(Labeled region entries)
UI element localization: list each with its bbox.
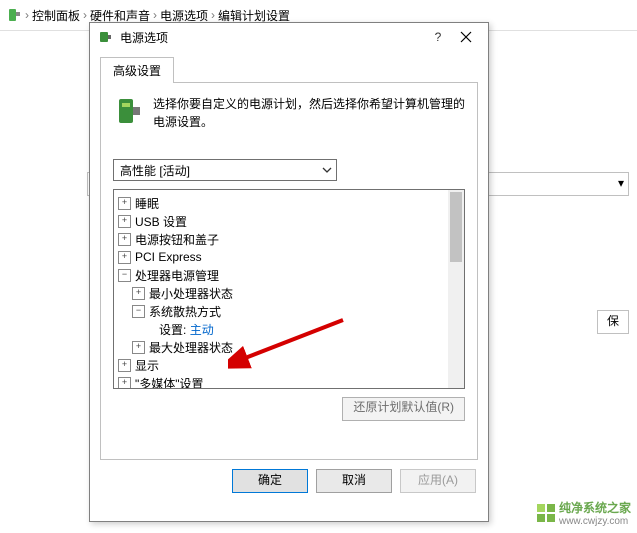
tree-scrollbar[interactable] [448,190,464,388]
cancel-button[interactable]: 取消 [316,469,392,493]
battery-large-icon [113,95,145,127]
tab-pane-advanced: 选择你要自定义的电源计划，然后选择你希望计算机管理的电源设置。 高性能 [活动]… [100,82,478,460]
expand-icon[interactable]: + [118,251,131,264]
tree-leaf-cooling-setting[interactable]: 设置: 主动 [118,320,460,338]
tree-node-sleep[interactable]: +睡眠 [118,194,460,212]
chevron-right-icon: › [83,8,87,22]
power-plan-icon [6,7,22,23]
plan-selected-label: 高性能 [活动] [120,162,190,179]
chevron-right-icon: › [25,8,29,22]
cooling-setting-value[interactable]: 主动 [190,323,214,337]
expand-icon[interactable]: + [132,341,145,354]
tree-node-usb[interactable]: +USB 设置 [118,212,460,230]
close-button[interactable] [452,26,480,48]
chevron-down-icon [322,165,332,175]
apply-button: 应用(A) [400,469,476,493]
expand-icon[interactable]: + [118,359,131,372]
expand-icon[interactable]: + [118,233,131,246]
expand-icon[interactable]: + [118,197,131,210]
description-text: 选择你要自定义的电源计划，然后选择你希望计算机管理的电源设置。 [153,95,465,131]
collapse-icon[interactable]: − [118,269,131,282]
tree-node-display[interactable]: +显示 [118,356,460,374]
close-icon [460,31,472,43]
expand-icon[interactable]: + [132,287,145,300]
ok-button[interactable]: 确定 [232,469,308,493]
chevron-right-icon: › [153,8,157,22]
tree-node-power-buttons[interactable]: +电源按钮和盖子 [118,230,460,248]
tab-advanced[interactable]: 高级设置 [100,57,174,83]
expand-icon[interactable]: + [118,377,131,390]
collapse-icon[interactable]: − [132,305,145,318]
settings-tree: +睡眠 +USB 设置 +电源按钮和盖子 +PCI Express −处理器电源… [113,189,465,389]
chevron-right-icon: › [211,8,215,22]
scrollbar-thumb[interactable] [450,192,462,262]
breadcrumb-item[interactable]: 编辑计划设置 [218,7,290,24]
tree-node-cooling[interactable]: −系统散热方式 [118,302,460,320]
battery-icon [98,29,114,45]
breadcrumb-item[interactable]: 硬件和声音 [90,7,150,24]
tree-node-cpu-mgmt[interactable]: −处理器电源管理 [118,266,460,284]
watermark-name: 纯净系统之家 [559,501,631,515]
watermark-url: www.cwjzy.com [559,516,631,527]
tree-node-multimedia[interactable]: +"多媒体"设置 [118,374,460,389]
watermark-logo-icon [537,504,555,522]
tree-node-min-state[interactable]: +最小处理器状态 [118,284,460,302]
title-bar: 电源选项 ? [90,23,488,51]
breadcrumb-item[interactable]: 控制面板 [32,7,80,24]
expand-icon[interactable]: + [118,215,131,228]
dialog-title: 电源选项 [120,29,424,46]
watermark: 纯净系统之家 www.cwjzy.com [537,499,631,527]
restore-defaults-button[interactable]: 还原计划默认值(R) [342,397,465,421]
dialog-button-row: 确定 取消 应用(A) [90,461,488,501]
power-options-dialog: 电源选项 ? 高级设置 选择你要自定义的电源计划，然后选择你希望计算机管理的电源… [89,22,489,522]
tree-node-max-state[interactable]: +最大处理器状态 [118,338,460,356]
tab-strip: 高级设置 [90,51,488,83]
tree-node-pci[interactable]: +PCI Express [118,248,460,266]
background-save-button[interactable]: 保 [597,310,629,334]
breadcrumb-item[interactable]: 电源选项 [160,7,208,24]
help-button[interactable]: ? [424,26,452,48]
plan-select[interactable]: 高性能 [活动] [113,159,337,181]
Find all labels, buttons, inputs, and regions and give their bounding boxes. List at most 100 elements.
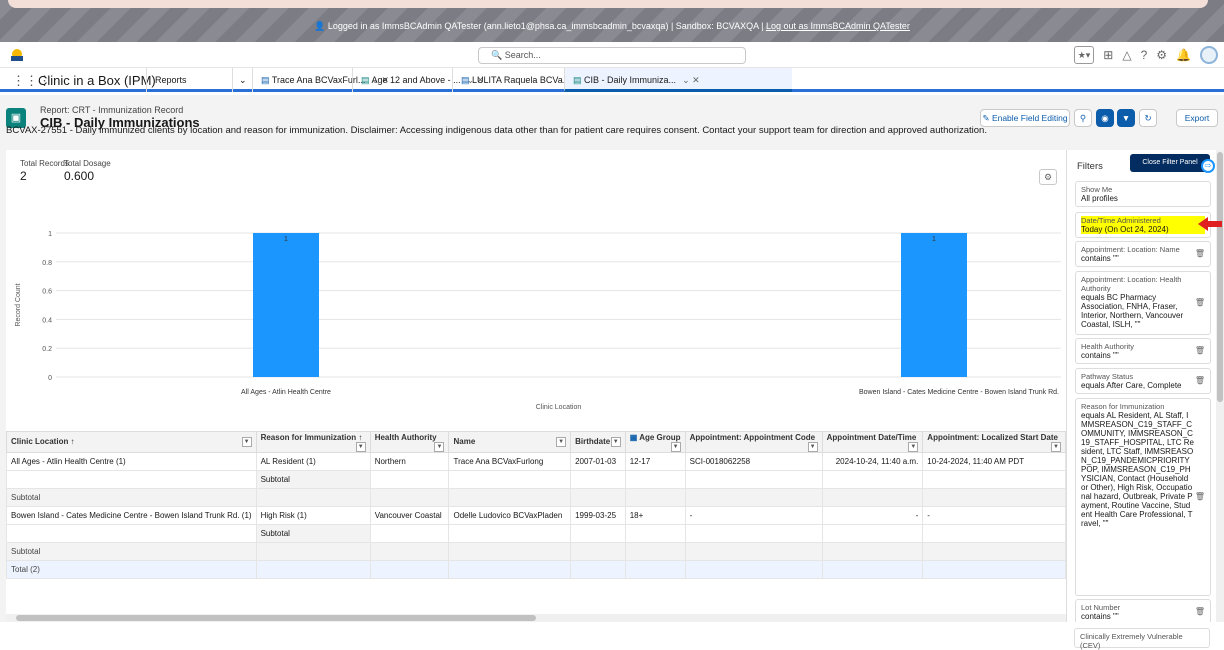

■ Set problem
Please write out all the entries again with every "interactable" switched to "clickable", keeping everything else the same. Omit the pictures.

■ Task answer
UI element localization: list each with its bbox.
tree-scrollbar[clickable] [448,190,464,388]
cancel-button[clickable]: 取消 [316,469,392,493]
battery-large-icon [113,95,145,127]
tab-pane-advanced: 选择你要自定义的电源计划，然后选择你希望计算机管理的电源设置。 高性能 [活动]… [100,82,478,460]
expand-icon[clickable]: + [118,251,131,264]
tree-leaf-cooling-setting[clickable]: 设置: 主动 [118,320,460,338]
tree-node-sleep[clickable]: +睡眠 [118,194,460,212]
chevron-right-icon: › [83,8,87,22]
power-plan-icon [6,7,22,23]
plan-selected-label: 高性能 [活动] [120,162,190,179]
chevron-right-icon: › [25,8,29,22]
cooling-setting-value[clickable]: 主动 [190,323,214,337]
expand-icon[clickable]: + [132,341,145,354]
tree-node-usb[clickable]: +USB 设置 [118,212,460,230]
close-button[clickable] [452,26,480,48]
chevron-down-icon [322,165,332,175]
apply-button: 应用(A) [400,469,476,493]
expand-icon[clickable]: + [118,359,131,372]
expand-icon[clickable]: + [118,233,131,246]
expand-icon[clickable]: + [118,197,131,210]
description-text: 选择你要自定义的电源计划，然后选择你希望计算机管理的电源设置。 [153,95,465,131]
collapse-icon[clickable]: − [118,269,131,282]
tree-node-display[clickable]: +显示 [118,356,460,374]
close-icon [460,31,472,43]
expand-icon[clickable]: + [132,287,145,300]
ok-button[clickable]: 确定 [232,469,308,493]
chevron-right-icon: › [153,8,157,22]
tree-node-power-buttons[clickable]: +电源按钮和盖子 [118,230,460,248]
tab-advanced[clickable]: 高级设置 [100,57,174,83]
expand-icon[clickable]: + [118,377,131,390]
collapse-icon[clickable]: − [132,305,145,318]
settings-tree: +睡眠 +USB 设置 +电源按钮和盖子 +PCI Express −处理器电源… [113,189,465,389]
chevron-right-icon: › [211,8,215,22]
scrollbar-thumb[clickable] [450,192,462,262]
breadcrumb-item[clickable]: 编辑计划设置 [218,7,290,24]
tree-node-cooling[clickable]: −系统散热方式 [118,302,460,320]
battery-icon [98,29,114,45]
breadcrumb-item[clickable]: 硬件和声音 [90,7,150,24]
tree-node-cpu-mgmt[clickable]: −处理器电源管理 [118,266,460,284]
watermark-name: 纯净系统之家 [559,501,631,515]
watermark-url: www.cwjzy.com [559,516,631,527]
tree-node-multimedia[clickable]: +"多媒体"设置 [118,374,460,389]
watermark-logo-icon [537,504,555,522]
tree-node-min-state[clickable]: +最小处理器状态 [118,284,460,302]
title-bar: 电源选项 ? [90,23,488,51]
breadcrumb-item[clickable]: 控制面板 [32,7,80,24]
expand-icon[clickable]: + [118,215,131,228]
dialog-title: 电源选项 [120,29,424,46]
watermark: 纯净系统之家 www.cwjzy.com [537,499,631,527]
restore-defaults-button[clickable]: 还原计划默认值(R) [342,397,465,421]
dialog-button-row: 确定 取消 应用(A) [90,461,488,501]
power-options-dialog: 电源选项 ? 高级设置 选择你要自定义的电源计划，然后选择你希望计算机管理的电源… [89,22,489,522]
tree-node-max-state[clickable]: +最大处理器状态 [118,338,460,356]
tab-strip: 高级设置 [90,51,488,83]
tree-node-pci[clickable]: +PCI Express [118,248,460,266]
background-save-button[clickable]: 保 [597,310,629,334]
breadcrumb-item[clickable]: 电源选项 [160,7,208,24]
help-button[clickable]: ? [424,26,452,48]
plan-select[clickable]: 高性能 [活动] [113,159,337,181]
Find all labels, buttons, inputs, and regions and give their bounding boxes. List at most 100 elements.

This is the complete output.